**Task goal**
An exact reproduction of the records is required, with all images left out.

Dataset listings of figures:
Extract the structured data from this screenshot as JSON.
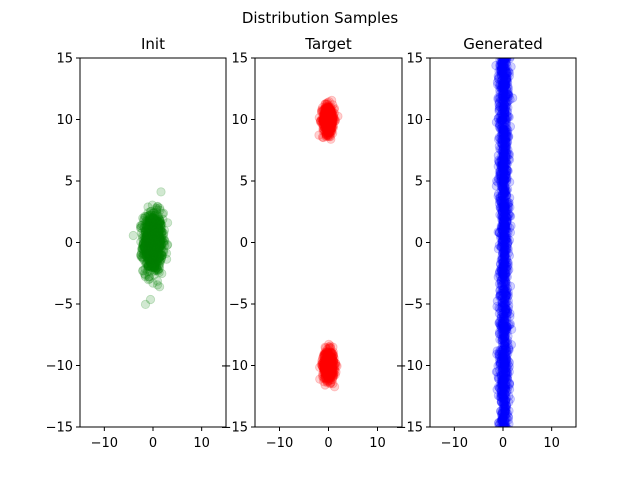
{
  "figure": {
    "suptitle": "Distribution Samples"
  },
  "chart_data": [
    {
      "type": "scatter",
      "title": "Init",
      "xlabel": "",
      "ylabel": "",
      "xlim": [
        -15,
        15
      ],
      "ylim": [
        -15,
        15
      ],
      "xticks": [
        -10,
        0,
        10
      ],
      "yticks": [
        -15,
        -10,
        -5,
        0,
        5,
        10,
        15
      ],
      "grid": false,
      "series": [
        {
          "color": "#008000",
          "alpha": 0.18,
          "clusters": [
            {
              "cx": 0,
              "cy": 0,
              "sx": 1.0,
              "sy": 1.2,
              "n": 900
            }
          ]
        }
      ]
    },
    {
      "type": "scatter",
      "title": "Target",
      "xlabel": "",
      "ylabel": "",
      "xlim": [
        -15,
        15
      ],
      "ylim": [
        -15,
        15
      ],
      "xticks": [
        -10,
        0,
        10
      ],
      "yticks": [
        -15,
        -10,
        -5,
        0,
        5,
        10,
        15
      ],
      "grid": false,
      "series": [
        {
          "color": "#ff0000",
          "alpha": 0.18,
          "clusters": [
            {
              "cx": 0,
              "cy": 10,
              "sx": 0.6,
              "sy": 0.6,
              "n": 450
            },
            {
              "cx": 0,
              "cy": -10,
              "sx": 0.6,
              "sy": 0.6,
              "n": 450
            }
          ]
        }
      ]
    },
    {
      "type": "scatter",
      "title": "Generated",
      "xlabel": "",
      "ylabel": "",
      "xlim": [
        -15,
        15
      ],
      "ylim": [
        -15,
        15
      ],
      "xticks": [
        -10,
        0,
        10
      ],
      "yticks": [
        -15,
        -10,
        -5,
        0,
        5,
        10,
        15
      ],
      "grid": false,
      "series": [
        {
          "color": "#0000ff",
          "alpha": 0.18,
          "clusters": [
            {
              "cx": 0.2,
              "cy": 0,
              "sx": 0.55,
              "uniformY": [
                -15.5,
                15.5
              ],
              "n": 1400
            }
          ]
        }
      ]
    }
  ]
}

**Solution for this task**
Extract the structured data from this screenshot as JSON.
{
  "figure": {
    "suptitle": "Distribution Samples"
  },
  "chart_data": [
    {
      "type": "scatter",
      "title": "Init",
      "xlabel": "",
      "ylabel": "",
      "xlim": [
        -15,
        15
      ],
      "ylim": [
        -15,
        15
      ],
      "xticks": [
        -10,
        0,
        10
      ],
      "yticks": [
        -15,
        -10,
        -5,
        0,
        5,
        10,
        15
      ],
      "grid": false,
      "series": [
        {
          "color": "#008000",
          "alpha": 0.18,
          "clusters": [
            {
              "cx": 0,
              "cy": 0,
              "sx": 1.0,
              "sy": 1.2,
              "n": 900
            }
          ]
        }
      ]
    },
    {
      "type": "scatter",
      "title": "Target",
      "xlabel": "",
      "ylabel": "",
      "xlim": [
        -15,
        15
      ],
      "ylim": [
        -15,
        15
      ],
      "xticks": [
        -10,
        0,
        10
      ],
      "yticks": [
        -15,
        -10,
        -5,
        0,
        5,
        10,
        15
      ],
      "grid": false,
      "series": [
        {
          "color": "#ff0000",
          "alpha": 0.18,
          "clusters": [
            {
              "cx": 0,
              "cy": 10,
              "sx": 0.6,
              "sy": 0.6,
              "n": 450
            },
            {
              "cx": 0,
              "cy": -10,
              "sx": 0.6,
              "sy": 0.6,
              "n": 450
            }
          ]
        }
      ]
    },
    {
      "type": "scatter",
      "title": "Generated",
      "xlabel": "",
      "ylabel": "",
      "xlim": [
        -15,
        15
      ],
      "ylim": [
        -15,
        15
      ],
      "xticks": [
        -10,
        0,
        10
      ],
      "yticks": [
        -15,
        -10,
        -5,
        0,
        5,
        10,
        15
      ],
      "grid": false,
      "series": [
        {
          "color": "#0000ff",
          "alpha": 0.18,
          "clusters": [
            {
              "cx": 0.2,
              "cy": 0,
              "sx": 0.55,
              "uniformY": [
                -15.5,
                15.5
              ],
              "n": 1400
            }
          ]
        }
      ]
    }
  ]
}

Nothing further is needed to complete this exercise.